## Work required
Each entry below is to be given again word for word, with no pictures.

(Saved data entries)

───

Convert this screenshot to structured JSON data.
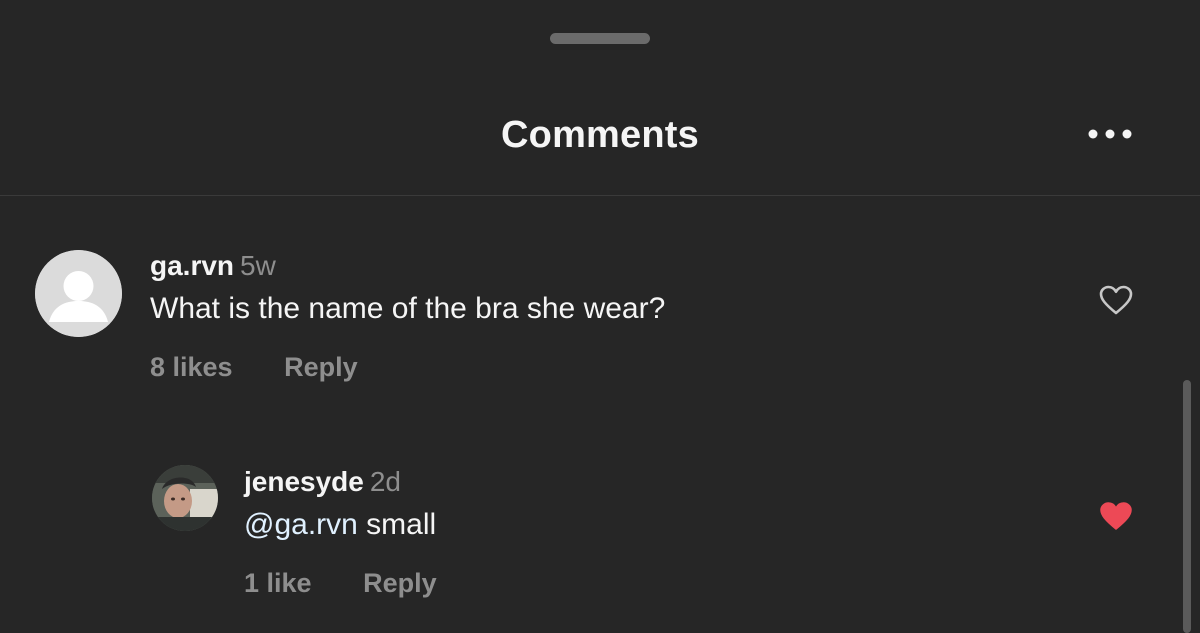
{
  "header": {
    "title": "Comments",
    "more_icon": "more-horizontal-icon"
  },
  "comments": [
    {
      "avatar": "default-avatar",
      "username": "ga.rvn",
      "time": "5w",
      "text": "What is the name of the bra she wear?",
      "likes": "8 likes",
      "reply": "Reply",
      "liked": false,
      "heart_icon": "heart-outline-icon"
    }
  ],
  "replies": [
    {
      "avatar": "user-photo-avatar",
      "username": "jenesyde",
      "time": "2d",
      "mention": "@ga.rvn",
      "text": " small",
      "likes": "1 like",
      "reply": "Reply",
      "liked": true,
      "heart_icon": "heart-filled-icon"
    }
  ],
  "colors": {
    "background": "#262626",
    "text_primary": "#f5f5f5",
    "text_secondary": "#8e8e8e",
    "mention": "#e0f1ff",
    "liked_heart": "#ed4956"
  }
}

───

## Response to this exercise
Convert this screenshot to structured JSON data.
{
  "header": {
    "title": "Comments",
    "more_icon": "more-horizontal-icon"
  },
  "comments": [
    {
      "avatar": "default-avatar",
      "username": "ga.rvn",
      "time": "5w",
      "text": "What is the name of the bra she wear?",
      "likes": "8 likes",
      "reply": "Reply",
      "liked": false,
      "heart_icon": "heart-outline-icon"
    }
  ],
  "replies": [
    {
      "avatar": "user-photo-avatar",
      "username": "jenesyde",
      "time": "2d",
      "mention": "@ga.rvn",
      "text": " small",
      "likes": "1 like",
      "reply": "Reply",
      "liked": true,
      "heart_icon": "heart-filled-icon"
    }
  ],
  "colors": {
    "background": "#262626",
    "text_primary": "#f5f5f5",
    "text_secondary": "#8e8e8e",
    "mention": "#e0f1ff",
    "liked_heart": "#ed4956"
  }
}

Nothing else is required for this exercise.